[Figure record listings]
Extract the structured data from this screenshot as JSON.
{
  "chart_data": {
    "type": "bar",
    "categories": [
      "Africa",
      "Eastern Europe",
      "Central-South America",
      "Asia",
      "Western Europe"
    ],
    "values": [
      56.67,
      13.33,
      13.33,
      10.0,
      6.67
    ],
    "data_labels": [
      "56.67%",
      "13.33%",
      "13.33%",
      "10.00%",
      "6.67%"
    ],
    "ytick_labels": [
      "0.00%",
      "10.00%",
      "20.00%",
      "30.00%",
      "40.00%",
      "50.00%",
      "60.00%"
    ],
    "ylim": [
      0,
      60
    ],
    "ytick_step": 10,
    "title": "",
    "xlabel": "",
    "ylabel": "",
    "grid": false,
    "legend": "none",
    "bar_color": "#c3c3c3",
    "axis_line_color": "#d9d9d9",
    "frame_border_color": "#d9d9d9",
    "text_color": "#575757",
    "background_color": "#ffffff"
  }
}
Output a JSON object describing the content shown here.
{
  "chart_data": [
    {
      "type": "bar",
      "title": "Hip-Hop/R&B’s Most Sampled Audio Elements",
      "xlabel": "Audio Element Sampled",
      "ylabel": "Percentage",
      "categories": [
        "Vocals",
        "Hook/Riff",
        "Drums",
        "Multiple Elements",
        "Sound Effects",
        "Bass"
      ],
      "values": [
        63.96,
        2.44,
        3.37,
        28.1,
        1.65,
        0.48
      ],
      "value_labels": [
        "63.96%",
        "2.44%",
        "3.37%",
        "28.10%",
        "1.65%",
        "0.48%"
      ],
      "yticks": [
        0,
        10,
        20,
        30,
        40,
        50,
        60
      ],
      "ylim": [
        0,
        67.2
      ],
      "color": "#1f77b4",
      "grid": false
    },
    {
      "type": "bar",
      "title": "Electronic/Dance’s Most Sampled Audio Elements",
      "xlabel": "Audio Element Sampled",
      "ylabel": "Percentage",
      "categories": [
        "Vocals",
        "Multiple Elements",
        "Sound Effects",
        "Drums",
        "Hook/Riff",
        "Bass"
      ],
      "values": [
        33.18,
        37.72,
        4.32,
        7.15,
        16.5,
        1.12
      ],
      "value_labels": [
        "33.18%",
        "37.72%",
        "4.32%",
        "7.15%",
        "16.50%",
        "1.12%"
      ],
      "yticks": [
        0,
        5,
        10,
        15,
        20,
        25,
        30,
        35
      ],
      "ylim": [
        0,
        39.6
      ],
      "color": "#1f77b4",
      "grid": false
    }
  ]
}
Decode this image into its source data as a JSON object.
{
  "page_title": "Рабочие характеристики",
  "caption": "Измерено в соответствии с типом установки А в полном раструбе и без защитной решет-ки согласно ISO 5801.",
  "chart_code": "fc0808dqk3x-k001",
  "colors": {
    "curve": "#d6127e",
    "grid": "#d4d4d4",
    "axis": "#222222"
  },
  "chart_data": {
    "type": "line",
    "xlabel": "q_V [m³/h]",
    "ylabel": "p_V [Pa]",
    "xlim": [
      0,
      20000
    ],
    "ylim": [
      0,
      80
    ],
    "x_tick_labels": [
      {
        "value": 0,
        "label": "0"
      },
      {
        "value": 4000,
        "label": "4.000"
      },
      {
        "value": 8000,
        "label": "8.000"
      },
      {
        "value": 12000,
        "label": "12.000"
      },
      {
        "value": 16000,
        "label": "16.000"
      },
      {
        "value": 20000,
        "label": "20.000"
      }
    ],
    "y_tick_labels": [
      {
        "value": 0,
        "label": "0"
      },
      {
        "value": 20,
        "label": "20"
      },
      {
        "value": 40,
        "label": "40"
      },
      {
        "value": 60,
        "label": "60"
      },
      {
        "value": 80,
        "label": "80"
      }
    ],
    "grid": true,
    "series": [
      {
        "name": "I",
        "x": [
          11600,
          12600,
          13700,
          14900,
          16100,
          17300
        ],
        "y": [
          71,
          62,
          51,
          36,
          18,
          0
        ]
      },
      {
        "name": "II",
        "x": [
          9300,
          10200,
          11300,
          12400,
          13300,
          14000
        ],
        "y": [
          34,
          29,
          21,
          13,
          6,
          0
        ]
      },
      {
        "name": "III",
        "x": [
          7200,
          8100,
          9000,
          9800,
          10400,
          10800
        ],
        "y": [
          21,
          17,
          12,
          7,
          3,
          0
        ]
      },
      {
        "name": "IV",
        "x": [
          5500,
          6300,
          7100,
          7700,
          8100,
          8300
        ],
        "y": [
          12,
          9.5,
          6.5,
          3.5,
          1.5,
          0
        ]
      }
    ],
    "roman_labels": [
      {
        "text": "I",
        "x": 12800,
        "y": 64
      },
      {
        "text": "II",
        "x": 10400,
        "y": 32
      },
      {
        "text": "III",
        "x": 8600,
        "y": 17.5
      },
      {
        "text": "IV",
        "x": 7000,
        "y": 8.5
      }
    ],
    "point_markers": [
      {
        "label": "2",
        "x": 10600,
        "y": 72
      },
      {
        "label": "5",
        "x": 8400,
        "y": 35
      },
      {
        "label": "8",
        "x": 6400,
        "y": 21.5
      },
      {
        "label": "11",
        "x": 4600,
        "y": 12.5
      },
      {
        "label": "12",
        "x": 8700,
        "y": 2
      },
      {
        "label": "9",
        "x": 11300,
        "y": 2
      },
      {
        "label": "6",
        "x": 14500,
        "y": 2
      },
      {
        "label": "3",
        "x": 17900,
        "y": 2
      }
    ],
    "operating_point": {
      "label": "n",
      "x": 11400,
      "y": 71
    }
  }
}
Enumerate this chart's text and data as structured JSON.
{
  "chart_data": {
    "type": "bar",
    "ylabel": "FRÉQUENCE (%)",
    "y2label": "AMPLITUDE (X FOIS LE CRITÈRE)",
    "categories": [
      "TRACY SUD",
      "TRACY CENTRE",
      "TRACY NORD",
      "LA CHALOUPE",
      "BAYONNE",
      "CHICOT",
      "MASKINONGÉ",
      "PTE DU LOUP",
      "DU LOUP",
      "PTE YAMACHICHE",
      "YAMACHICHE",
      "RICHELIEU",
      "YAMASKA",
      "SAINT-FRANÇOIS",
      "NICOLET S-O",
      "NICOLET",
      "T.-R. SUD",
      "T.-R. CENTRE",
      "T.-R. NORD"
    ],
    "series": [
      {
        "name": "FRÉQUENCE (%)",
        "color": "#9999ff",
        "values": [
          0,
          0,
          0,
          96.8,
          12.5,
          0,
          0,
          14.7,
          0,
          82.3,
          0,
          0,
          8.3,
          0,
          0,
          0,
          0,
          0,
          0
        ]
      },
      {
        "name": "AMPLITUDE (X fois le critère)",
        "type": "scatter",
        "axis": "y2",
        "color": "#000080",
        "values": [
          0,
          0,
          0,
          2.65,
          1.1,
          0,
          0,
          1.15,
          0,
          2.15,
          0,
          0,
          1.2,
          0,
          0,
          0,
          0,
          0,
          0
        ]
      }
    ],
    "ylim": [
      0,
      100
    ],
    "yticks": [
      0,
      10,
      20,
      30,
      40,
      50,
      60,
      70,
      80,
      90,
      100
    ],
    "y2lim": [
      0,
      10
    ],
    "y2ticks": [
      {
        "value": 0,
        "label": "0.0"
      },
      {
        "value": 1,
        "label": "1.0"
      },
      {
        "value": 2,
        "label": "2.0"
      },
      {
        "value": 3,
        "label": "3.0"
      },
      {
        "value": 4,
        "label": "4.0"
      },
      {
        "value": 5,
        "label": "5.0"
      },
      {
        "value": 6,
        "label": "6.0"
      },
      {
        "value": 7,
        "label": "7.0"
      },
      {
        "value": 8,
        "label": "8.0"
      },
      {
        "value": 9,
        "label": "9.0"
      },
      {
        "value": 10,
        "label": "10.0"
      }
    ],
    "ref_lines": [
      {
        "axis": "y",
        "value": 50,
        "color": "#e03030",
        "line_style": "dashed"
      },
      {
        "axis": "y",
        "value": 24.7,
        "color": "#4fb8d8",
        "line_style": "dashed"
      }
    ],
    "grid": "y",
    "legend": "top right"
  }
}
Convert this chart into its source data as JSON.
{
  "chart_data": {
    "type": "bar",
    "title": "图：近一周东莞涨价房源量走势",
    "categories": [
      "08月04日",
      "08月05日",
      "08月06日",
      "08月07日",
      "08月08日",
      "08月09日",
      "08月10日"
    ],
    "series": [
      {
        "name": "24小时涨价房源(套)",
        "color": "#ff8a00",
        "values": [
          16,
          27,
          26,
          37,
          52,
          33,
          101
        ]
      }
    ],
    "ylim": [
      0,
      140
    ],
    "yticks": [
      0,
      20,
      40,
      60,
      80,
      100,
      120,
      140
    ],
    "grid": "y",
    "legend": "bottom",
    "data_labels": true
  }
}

*Work required:* Give the number of lines in the entries that hold the word "JSON", and nothing else.

*Correct result:* 5